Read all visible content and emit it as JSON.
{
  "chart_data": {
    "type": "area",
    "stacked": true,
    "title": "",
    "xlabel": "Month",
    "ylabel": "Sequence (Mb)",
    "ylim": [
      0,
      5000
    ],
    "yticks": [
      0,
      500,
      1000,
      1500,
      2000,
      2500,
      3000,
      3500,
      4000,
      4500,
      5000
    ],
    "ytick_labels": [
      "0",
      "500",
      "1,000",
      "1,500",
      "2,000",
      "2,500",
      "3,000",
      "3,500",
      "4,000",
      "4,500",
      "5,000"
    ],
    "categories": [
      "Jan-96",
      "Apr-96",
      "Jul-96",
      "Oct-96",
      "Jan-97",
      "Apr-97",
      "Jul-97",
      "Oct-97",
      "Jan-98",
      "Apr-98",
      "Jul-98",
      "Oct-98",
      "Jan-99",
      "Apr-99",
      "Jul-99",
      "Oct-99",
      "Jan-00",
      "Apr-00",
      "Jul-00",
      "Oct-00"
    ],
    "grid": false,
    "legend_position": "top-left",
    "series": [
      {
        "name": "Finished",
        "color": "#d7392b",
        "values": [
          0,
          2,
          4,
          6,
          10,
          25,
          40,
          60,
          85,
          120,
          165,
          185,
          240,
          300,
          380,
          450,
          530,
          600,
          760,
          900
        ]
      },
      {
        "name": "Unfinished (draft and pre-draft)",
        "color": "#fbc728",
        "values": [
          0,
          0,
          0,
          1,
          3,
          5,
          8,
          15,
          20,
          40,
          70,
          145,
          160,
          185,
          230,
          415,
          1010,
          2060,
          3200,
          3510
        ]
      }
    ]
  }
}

* * * *

◆ WORK TO DO:
Gather, from the listing above, every line carrying the word "name".

◆ SOLUTION FOR THIS PROBLEM:
        "name": "Finished",
        "name": "Unfinished (draft and pre-draft)",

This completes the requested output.